Starting with the line that contains "Extract the chart's", set down each line through the end of the entries below, exactly and with nothing added.

(Records from a collection)
## begin

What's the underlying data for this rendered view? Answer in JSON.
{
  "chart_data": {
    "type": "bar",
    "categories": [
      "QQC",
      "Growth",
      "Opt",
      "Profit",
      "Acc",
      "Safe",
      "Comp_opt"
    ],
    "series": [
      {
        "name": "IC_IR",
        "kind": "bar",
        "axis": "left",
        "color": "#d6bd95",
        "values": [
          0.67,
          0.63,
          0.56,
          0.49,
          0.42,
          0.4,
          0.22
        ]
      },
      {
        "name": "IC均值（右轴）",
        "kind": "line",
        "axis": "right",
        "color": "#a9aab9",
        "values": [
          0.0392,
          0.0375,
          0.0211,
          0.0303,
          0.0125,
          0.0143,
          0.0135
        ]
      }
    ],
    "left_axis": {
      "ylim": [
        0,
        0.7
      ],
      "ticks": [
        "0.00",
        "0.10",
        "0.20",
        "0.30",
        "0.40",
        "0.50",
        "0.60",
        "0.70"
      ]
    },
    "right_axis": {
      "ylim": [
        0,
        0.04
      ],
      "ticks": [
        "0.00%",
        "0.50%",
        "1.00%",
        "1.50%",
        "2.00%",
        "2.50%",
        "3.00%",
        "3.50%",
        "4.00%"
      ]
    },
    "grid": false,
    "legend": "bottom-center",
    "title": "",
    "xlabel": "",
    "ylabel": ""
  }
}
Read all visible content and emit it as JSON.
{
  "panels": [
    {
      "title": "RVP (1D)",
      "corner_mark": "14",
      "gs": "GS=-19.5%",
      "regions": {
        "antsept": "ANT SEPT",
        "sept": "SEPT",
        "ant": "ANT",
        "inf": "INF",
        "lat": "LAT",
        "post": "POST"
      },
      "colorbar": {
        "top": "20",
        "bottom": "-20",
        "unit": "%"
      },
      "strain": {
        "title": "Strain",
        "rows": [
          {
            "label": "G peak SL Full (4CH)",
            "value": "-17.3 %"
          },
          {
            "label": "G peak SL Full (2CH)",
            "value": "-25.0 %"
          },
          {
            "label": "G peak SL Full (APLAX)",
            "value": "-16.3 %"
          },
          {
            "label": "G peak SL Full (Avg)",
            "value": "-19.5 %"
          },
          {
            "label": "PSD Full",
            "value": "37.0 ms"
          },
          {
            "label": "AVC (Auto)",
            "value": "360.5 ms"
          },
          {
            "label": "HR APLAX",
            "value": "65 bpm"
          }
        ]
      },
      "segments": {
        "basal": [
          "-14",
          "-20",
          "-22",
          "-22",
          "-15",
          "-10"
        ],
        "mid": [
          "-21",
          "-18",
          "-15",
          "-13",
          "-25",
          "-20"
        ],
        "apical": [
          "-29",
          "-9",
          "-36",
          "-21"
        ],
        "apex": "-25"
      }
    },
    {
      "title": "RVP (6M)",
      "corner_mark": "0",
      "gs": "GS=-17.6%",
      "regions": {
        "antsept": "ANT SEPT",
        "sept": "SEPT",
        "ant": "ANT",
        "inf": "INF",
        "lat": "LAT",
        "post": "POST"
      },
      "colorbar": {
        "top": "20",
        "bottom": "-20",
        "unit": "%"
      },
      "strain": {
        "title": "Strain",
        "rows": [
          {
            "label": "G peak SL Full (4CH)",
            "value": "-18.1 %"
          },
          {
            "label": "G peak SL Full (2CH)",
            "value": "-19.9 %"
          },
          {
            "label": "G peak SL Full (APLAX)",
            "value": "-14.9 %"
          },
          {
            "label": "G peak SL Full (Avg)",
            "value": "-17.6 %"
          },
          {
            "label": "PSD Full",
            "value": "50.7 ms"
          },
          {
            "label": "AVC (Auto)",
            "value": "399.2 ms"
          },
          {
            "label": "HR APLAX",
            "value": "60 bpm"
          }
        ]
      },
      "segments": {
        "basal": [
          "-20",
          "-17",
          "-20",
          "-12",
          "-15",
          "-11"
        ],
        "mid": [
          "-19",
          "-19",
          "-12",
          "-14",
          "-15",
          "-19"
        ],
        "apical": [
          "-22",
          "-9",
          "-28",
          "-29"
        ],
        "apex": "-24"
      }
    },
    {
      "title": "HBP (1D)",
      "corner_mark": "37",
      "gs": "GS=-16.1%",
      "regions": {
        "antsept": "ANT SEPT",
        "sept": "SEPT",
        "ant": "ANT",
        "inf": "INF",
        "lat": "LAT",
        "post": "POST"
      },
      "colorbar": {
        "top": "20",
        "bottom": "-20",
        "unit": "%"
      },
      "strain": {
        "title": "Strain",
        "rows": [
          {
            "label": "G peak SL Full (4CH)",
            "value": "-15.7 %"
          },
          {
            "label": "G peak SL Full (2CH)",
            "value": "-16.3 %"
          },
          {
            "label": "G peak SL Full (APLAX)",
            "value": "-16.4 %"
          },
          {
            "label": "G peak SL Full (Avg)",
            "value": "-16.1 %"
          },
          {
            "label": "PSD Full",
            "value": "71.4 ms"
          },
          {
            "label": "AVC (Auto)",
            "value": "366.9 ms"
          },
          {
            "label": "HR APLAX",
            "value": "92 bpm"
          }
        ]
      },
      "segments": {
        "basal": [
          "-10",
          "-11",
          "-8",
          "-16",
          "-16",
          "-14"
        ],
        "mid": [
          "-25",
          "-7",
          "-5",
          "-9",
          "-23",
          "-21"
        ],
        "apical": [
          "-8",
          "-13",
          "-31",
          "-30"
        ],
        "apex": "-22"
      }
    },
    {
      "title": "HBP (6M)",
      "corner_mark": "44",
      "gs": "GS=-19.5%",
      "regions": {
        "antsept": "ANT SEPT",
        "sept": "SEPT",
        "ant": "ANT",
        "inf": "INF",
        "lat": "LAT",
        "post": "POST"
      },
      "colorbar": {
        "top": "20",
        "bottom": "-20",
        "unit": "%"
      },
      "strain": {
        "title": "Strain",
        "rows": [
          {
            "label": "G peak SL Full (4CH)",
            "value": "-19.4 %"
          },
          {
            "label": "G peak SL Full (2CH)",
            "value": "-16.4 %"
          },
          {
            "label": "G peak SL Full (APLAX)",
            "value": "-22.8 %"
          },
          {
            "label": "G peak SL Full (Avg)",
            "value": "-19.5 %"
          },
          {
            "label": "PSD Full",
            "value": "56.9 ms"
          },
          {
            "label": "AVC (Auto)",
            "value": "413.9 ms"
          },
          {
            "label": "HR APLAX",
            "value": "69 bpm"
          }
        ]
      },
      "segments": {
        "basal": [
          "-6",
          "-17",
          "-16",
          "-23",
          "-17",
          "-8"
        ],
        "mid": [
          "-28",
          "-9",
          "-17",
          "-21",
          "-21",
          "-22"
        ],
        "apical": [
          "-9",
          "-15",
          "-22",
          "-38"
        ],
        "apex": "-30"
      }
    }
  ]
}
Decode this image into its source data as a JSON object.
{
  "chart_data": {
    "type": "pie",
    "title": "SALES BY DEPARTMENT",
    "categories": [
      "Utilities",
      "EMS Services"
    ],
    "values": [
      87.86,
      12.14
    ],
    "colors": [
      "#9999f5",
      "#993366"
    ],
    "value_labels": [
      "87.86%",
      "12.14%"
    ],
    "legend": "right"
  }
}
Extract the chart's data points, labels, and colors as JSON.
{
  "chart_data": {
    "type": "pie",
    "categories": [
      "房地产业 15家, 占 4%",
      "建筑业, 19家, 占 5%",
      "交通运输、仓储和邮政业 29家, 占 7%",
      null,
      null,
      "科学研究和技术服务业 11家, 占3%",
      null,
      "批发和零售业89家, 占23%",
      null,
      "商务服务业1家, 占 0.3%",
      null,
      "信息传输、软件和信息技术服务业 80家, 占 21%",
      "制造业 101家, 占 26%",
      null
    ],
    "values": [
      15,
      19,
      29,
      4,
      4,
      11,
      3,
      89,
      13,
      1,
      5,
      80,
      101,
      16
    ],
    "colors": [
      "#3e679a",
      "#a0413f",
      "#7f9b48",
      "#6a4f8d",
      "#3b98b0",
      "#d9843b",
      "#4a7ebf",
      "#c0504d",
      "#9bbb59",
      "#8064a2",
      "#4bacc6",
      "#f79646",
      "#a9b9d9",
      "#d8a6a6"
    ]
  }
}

## end

[REPLY TO THE EXERCISE]
Extract the chart's data points, labels, and colors as JSON.
{
  "chart_data": {
    "type": "pie",
    "categories": [
      "房地产业 15家, 占 4%",
      "建筑业, 19家, 占 5%",
      "交通运输、仓储和邮政业 29家, 占 7%",
      null,
      null,
      "科学研究和技术服务业 11家, 占3%",
      null,
      "批发和零售业89家, 占23%",
      null,
      "商务服务业1家, 占 0.3%",
      null,
      "信息传输、软件和信息技术服务业 80家, 占 21%",
      "制造业 101家, 占 26%",
      null
    ],
    "values": [
      15,
      19,
      29,
      4,
      4,
      11,
      3,
      89,
      13,
      1,
      5,
      80,
      101,
      16
    ],
    "colors": [
      "#3e679a",
      "#a0413f",
      "#7f9b48",
      "#6a4f8d",
      "#3b98b0",
      "#d9843b",
      "#4a7ebf",
      "#c0504d",
      "#9bbb59",
      "#8064a2",
      "#4bacc6",
      "#f79646",
      "#a9b9d9",
      "#d8a6a6"
    ]
  }
}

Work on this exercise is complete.